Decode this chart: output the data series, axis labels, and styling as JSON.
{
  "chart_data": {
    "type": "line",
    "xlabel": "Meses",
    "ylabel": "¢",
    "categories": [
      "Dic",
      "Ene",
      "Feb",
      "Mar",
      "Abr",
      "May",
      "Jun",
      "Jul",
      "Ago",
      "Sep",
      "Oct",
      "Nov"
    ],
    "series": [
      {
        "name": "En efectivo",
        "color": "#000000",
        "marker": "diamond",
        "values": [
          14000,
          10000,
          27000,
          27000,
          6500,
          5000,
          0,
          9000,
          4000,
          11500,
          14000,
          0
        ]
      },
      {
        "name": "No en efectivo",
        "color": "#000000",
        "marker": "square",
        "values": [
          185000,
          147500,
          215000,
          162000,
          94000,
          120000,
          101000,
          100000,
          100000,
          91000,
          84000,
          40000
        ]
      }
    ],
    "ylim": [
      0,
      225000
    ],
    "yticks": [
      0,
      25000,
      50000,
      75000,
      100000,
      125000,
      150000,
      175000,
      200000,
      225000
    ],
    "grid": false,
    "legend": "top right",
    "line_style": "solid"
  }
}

━━━━━━

GOAL OF THE EXERCISE: Repeat the preceding lines exactly, please, every one of them.

RESULT OF THIS EXERCISE:
Decode this chart: output the data series, axis labels, and styling as JSON.
{
  "chart_data": {
    "type": "line",
    "xlabel": "Meses",
    "ylabel": "¢",
    "categories": [
      "Dic",
      "Ene",
      "Feb",
      "Mar",
      "Abr",
      "May",
      "Jun",
      "Jul",
      "Ago",
      "Sep",
      "Oct",
      "Nov"
    ],
    "series": [
      {
        "name": "En efectivo",
        "color": "#000000",
        "marker": "diamond",
        "values": [
          14000,
          10000,
          27000,
          27000,
          6500,
          5000,
          0,
          9000,
          4000,
          11500,
          14000,
          0
        ]
      },
      {
        "name": "No en efectivo",
        "color": "#000000",
        "marker": "square",
        "values": [
          185000,
          147500,
          215000,
          162000,
          94000,
          120000,
          101000,
          100000,
          100000,
          91000,
          84000,
          40000
        ]
      }
    ],
    "ylim": [
      0,
      225000
    ],
    "yticks": [
      0,
      25000,
      50000,
      75000,
      100000,
      125000,
      150000,
      175000,
      200000,
      225000
    ],
    "grid": false,
    "legend": "top right",
    "line_style": "solid"
  }
}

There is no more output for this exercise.